Take every line from the material that has the word "mmol" in it.

— Begin —

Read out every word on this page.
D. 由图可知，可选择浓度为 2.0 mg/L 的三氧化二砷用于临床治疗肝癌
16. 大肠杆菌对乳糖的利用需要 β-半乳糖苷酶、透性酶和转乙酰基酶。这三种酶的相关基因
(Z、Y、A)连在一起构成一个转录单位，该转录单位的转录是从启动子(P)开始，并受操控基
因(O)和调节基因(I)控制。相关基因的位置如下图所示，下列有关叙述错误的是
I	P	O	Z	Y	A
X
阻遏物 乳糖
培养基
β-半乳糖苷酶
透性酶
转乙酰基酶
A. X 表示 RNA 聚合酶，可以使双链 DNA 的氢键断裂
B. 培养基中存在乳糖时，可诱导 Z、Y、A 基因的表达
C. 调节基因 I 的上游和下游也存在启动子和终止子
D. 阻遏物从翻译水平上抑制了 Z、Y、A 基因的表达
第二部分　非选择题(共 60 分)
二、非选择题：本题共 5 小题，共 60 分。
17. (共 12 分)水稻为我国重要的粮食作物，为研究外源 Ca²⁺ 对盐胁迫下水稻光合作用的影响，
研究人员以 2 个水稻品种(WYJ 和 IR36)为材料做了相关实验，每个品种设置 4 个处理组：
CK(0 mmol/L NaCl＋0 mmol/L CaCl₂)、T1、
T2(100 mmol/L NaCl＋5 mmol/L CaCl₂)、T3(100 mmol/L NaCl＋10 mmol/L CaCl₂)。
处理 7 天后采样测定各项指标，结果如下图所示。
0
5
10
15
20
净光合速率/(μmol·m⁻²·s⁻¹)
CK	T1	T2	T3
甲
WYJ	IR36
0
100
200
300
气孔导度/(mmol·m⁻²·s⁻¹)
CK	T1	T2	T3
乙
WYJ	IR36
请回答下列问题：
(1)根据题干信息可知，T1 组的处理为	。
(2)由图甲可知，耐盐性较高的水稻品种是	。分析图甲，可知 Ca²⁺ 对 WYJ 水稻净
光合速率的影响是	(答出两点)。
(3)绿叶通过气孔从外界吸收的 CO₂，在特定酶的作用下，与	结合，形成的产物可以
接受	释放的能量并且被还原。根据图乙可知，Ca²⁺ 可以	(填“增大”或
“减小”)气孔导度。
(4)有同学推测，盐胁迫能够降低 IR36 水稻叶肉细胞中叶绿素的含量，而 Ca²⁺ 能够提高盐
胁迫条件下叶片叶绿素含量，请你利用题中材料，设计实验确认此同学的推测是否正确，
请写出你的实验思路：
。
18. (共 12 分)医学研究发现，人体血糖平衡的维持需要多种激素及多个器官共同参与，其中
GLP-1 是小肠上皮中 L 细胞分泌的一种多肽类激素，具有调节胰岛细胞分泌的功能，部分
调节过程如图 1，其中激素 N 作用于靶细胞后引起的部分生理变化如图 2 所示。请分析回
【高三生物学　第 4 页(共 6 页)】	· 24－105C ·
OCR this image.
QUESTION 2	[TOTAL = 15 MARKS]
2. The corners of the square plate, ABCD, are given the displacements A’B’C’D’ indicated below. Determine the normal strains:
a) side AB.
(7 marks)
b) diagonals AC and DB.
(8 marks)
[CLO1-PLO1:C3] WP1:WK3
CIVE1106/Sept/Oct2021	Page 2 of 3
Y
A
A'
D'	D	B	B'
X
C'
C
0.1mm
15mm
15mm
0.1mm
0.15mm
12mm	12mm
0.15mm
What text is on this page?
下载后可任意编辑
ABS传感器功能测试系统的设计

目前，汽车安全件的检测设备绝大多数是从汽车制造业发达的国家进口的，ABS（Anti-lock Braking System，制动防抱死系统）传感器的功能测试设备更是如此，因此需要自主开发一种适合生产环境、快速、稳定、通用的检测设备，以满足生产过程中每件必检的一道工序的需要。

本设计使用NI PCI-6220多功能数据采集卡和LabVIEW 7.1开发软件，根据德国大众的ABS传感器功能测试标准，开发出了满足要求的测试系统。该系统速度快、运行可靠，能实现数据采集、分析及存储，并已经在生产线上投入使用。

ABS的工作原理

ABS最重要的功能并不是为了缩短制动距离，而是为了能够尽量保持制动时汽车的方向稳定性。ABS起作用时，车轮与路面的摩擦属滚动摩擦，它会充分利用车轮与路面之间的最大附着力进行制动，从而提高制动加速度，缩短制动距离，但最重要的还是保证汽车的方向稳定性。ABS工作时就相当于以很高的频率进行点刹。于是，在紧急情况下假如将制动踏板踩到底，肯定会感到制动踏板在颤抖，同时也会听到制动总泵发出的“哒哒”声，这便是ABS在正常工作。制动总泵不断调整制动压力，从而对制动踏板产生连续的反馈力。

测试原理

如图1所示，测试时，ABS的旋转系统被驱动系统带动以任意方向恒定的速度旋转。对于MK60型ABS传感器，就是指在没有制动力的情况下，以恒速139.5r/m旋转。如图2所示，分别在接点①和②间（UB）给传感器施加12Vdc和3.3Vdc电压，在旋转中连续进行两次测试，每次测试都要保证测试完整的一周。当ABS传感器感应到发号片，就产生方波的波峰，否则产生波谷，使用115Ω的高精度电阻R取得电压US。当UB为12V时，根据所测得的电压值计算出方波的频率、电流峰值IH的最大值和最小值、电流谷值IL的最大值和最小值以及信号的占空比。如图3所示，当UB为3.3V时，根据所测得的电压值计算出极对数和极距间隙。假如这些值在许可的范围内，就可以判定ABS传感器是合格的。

— End —

§ RESPONSE TO THIS TASK:
CK(0 mmol/L NaCl＋0 mmol/L CaCl₂)、T1、
T2(100 mmol/L NaCl＋5 mmol/L CaCl₂)、T3(100 mmol/L NaCl＋10 mmol/L CaCl₂)。
气孔导度/(mmol·m⁻²·s⁻¹)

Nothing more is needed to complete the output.